● **TASKS**:
1. From the forum thread on the dwImageTransformation_copy issue, quote the passage starting at "1. Doesn't help." and ending at "the API dwImageTransformation_copy.".
2. In the forum thread on the dwImageTransformation_copy issue, what call was suggested for adding right after dwImageTransformation_copy() to check for a CUDA stream synchronization problem?

● **SELECTION**:
- - - - -
Simply run it on a DRIVE with SF3324-100 and you should see the issue.
Example screenshot: https://i.vgy.me/Ip5rnh.png

Hi raul.tambre,
I was able to reproduce the issue you are raising.

to summarize the issue: you are facing some unexpected behavior of the api dwImageTransformation_copy

we are checking it internally and will update here ASAP on the conclusion.

While we are checking this, you might consider using render engine tiles for your purpose of displaying 2 or more images in parallel (look at render engine sample)


Dear raul.tambre,
Please check the following to confirm if it is a CUDA stream synchronization issue.

  1. Add cudaStreamSynchronize(stitcher_stream) after dwImageTransformation_copy() function and see if it helps.
  2. If above does not help, remove using separate CUDA stream for imageTransformation handle

Let us know the update.

  1. Doesn't help. Nothing changed.
  2. Doesn't help either. Nothing changed.

Let me know if you’d like me to trying anything else to aid the investigation.

Render engine seems to be intended for visualizations that end up being displayed on the DRIVE. That isn’t my end goal.
I think there are a few easier workarounds I could try, but I’d prefer to use dwImageTransformation with a fix for this issue.

Hi raul.tambre,

Unfortunately, It seems we have a bug on the API dwImageTransformation_copy.

we will be working on getting it solved for the next release version of DW.

at the meantime, if you have a possible workaround, than I suggest you do that.

we’ll update when this will be solved.


Dear raul.tambre,
FYI, We have fixed this issue and it is available in next DRIVE SW release.


Great to hear!
Any idea as to when the next release might be?

Dear raul.tambre,
We will update you once the release schedule is fixed.
- - - - -
● **DATA EXTRACT**:
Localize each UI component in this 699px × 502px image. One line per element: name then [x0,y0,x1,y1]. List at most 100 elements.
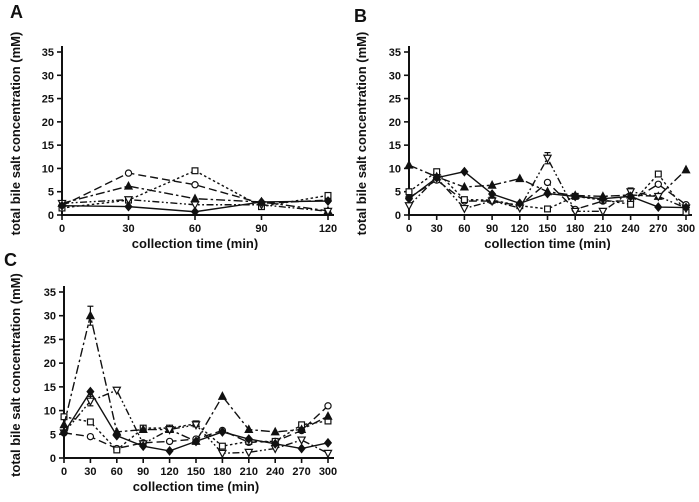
- - - - -
● **COMPLETE ANSWERS**:
1.
1. Doesn't help. Nothing changed.
  2. Doesn't help either. Nothing changed.

Let me know if you’d like me to trying anything else to aid the investigation.

Render engine seems to be intended for visualizations that end up being displayed on the DRIVE. That isn’t my end goal.
I think there are a few easier workarounds I could try, but I’d prefer to use dwImageTransformation with a fix for this issue.

Hi raul.tambre,

Unfortunately, It seems we have a bug on the API dwImageTransformation_copy.

2. cudaStreamSynchronize(stitcher_stream)